**Page**
···

So with edge strip do I take 2mm off top or bottom sorry newb here lol

And what you mean edge strips :blush:?


----------



## ozyshane (Dec 17, 2008)

:bash: :lol2: dont worry about the 1mm, it will be fine as is. the edge strip is the strip that covers the cut edges of your boards. it has a glue on the back and can be ironed on using a t-towel to stop you from burning it. hope this helps.


----------



## sunnyskeg (Jul 3, 2008)

if you are useing 1mm edgeing then 1200 x 600 will become 1198x 598 cut size then you just edge each side


----------



## RNelson (May 29, 2009)

Right you all probably hate me now sorry

So if I order

1198x 598

Then edge each side

How would I screw it all together? Screws or glue or?


----------



## ozyshane (Dec 17, 2008)

put it all together by...

get bottom and 1 side hold in place drill pilot holes,countersink then screw. you can get screws that will take plastic caps to keep it looking tidy.if your pilot hole is straight you shouldnt split any of the conti.

···

Saved entries

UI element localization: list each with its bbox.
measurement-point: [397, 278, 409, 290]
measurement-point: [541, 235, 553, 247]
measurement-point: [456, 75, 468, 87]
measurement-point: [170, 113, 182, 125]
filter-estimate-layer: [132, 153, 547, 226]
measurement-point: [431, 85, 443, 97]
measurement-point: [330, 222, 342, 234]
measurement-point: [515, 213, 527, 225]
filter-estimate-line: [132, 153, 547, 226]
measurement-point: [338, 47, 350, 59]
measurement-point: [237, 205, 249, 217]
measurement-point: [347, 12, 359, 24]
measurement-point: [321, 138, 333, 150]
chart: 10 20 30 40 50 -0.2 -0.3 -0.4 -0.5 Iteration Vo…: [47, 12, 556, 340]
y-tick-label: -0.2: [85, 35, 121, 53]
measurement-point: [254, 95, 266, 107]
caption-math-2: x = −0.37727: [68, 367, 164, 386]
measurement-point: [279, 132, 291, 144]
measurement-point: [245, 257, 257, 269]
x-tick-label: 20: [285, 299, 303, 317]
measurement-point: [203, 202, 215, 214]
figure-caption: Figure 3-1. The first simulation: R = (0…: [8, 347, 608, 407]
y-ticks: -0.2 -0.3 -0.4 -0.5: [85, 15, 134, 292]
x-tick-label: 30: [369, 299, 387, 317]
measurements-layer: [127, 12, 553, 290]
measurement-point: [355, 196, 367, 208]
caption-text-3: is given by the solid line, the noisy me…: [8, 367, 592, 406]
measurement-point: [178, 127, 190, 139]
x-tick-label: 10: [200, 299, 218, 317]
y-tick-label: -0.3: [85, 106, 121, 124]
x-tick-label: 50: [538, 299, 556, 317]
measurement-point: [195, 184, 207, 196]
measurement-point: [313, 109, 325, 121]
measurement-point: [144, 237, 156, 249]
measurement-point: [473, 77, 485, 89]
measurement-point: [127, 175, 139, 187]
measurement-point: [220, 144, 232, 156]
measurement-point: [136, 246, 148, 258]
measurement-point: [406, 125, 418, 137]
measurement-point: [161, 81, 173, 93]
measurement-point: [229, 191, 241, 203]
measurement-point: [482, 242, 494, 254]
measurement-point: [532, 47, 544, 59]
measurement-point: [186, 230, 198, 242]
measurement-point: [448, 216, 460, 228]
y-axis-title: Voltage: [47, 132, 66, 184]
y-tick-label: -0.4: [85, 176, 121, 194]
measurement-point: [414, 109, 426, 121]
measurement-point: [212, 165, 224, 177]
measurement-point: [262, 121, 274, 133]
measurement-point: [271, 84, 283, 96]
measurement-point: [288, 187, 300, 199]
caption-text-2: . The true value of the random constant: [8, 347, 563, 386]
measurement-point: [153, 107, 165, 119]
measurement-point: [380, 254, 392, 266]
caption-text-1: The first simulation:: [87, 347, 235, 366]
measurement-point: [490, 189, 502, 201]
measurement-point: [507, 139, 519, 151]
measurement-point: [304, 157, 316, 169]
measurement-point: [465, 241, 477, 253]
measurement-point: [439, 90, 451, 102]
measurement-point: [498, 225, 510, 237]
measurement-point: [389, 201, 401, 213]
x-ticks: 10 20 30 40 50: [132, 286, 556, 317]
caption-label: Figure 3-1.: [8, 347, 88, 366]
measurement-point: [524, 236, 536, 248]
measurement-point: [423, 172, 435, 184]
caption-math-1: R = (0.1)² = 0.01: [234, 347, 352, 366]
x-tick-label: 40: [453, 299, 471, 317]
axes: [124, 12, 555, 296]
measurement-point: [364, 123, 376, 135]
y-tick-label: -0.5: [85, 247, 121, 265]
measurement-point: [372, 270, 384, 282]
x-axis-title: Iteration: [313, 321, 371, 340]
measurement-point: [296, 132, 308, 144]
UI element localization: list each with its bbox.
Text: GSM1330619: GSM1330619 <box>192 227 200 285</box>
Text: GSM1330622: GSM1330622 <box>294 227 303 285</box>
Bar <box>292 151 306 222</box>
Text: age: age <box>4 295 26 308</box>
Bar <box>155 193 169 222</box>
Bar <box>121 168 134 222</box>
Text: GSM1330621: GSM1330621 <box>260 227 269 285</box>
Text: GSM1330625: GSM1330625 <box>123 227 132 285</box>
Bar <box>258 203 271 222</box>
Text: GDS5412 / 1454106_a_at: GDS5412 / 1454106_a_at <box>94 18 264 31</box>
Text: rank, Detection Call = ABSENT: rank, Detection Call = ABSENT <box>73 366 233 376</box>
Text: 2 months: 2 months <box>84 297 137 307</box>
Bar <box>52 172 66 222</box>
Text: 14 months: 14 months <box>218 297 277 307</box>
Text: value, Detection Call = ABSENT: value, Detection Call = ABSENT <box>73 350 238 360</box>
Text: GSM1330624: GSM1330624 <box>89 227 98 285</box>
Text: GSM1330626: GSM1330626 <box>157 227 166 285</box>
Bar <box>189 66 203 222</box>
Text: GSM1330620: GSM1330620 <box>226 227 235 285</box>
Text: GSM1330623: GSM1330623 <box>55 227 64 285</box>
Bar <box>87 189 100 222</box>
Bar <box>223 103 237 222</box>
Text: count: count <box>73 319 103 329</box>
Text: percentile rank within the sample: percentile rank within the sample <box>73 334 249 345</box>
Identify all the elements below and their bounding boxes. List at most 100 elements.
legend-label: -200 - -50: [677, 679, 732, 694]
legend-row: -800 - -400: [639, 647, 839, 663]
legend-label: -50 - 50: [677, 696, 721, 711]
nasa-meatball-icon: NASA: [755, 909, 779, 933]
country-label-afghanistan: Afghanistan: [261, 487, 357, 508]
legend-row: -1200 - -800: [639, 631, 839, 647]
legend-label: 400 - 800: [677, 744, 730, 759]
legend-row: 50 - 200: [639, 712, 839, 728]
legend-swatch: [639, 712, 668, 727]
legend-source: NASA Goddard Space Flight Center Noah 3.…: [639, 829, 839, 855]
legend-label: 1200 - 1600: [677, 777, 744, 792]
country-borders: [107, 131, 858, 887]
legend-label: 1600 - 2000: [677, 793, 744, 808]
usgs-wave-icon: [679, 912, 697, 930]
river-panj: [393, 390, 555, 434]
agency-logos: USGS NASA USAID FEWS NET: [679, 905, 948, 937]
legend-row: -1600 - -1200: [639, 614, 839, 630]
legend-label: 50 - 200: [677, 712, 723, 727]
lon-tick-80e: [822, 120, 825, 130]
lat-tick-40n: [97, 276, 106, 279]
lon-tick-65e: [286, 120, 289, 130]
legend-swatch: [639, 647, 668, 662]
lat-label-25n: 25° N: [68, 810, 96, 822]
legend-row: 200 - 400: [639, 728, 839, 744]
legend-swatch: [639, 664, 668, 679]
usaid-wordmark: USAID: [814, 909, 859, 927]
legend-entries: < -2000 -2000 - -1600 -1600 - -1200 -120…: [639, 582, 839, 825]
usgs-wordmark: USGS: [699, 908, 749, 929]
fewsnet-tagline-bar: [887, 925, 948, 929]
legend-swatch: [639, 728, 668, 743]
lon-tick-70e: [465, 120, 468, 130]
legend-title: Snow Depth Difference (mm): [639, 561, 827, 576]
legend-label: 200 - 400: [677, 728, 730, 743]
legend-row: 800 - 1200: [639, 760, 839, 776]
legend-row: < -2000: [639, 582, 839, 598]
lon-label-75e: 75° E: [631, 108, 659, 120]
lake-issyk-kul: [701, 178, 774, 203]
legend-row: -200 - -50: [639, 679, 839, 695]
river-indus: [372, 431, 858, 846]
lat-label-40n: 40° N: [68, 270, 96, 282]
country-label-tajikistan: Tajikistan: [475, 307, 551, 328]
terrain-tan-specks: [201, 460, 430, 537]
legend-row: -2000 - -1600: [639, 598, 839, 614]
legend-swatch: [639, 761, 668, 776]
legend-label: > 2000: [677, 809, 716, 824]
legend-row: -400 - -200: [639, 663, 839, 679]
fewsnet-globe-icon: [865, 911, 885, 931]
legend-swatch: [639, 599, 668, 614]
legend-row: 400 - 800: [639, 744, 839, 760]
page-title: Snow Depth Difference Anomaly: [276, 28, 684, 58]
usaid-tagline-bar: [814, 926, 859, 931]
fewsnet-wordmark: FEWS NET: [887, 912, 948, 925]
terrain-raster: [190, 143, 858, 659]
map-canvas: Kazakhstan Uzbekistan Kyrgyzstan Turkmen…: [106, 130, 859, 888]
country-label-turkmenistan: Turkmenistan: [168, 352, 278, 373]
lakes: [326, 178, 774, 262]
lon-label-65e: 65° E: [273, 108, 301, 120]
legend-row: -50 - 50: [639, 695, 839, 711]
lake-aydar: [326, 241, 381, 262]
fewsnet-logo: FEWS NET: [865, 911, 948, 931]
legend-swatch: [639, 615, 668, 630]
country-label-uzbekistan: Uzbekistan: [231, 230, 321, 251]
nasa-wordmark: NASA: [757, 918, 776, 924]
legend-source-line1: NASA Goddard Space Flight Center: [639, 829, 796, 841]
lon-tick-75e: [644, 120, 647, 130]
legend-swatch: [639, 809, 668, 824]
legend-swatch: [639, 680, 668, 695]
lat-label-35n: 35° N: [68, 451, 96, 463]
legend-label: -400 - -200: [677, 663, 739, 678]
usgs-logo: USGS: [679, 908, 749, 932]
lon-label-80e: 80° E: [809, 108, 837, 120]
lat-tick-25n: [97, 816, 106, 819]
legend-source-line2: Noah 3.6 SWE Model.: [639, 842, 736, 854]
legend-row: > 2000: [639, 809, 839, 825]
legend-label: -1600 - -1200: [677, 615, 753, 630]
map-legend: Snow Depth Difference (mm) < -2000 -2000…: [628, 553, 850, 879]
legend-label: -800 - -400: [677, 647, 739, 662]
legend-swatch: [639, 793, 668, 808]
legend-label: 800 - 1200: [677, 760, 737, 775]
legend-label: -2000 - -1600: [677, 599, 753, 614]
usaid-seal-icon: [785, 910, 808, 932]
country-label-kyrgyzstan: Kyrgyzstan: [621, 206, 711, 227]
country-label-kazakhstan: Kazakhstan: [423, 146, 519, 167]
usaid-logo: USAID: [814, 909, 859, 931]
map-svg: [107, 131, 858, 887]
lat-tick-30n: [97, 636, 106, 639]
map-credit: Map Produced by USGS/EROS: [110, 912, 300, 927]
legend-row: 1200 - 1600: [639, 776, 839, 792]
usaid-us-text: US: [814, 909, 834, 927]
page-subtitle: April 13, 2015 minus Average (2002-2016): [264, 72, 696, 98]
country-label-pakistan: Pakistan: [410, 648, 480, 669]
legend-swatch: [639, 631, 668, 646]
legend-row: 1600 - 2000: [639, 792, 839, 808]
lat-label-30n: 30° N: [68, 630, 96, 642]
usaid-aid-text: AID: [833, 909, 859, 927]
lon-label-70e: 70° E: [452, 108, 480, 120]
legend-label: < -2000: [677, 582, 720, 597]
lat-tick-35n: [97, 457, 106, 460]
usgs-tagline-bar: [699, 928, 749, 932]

···

**Jobs**
1) Sum up the thread on edge strips in two sentences.
2) Set down the part of the thread on edge strips word for word, starting at the words "## sunnyskeg (Jul" and stopping after "(May 29, 2009)".
You can ignore the records.

**Task-by-task outputs**
1) An edge strip covers the cut edges of the boards and has glue on the back, so it can be ironed on with a tea towel to keep it from burning; with 1mm edging, a 1200 x 600 board is cut at 1198 x 598 and then edged on each side. To put it together, hold the bottom and one side in place, drill pilot holes, countersink and screw, and use screws that take plastic caps for a tidy look.

2)
## sunnyskeg (Jul 3, 2008)

if you are useing 1mm edgeing then 1200 x 600 will become 1198x 598 cut size then you just edge each side


----------



## RNelson (May 29, 2009)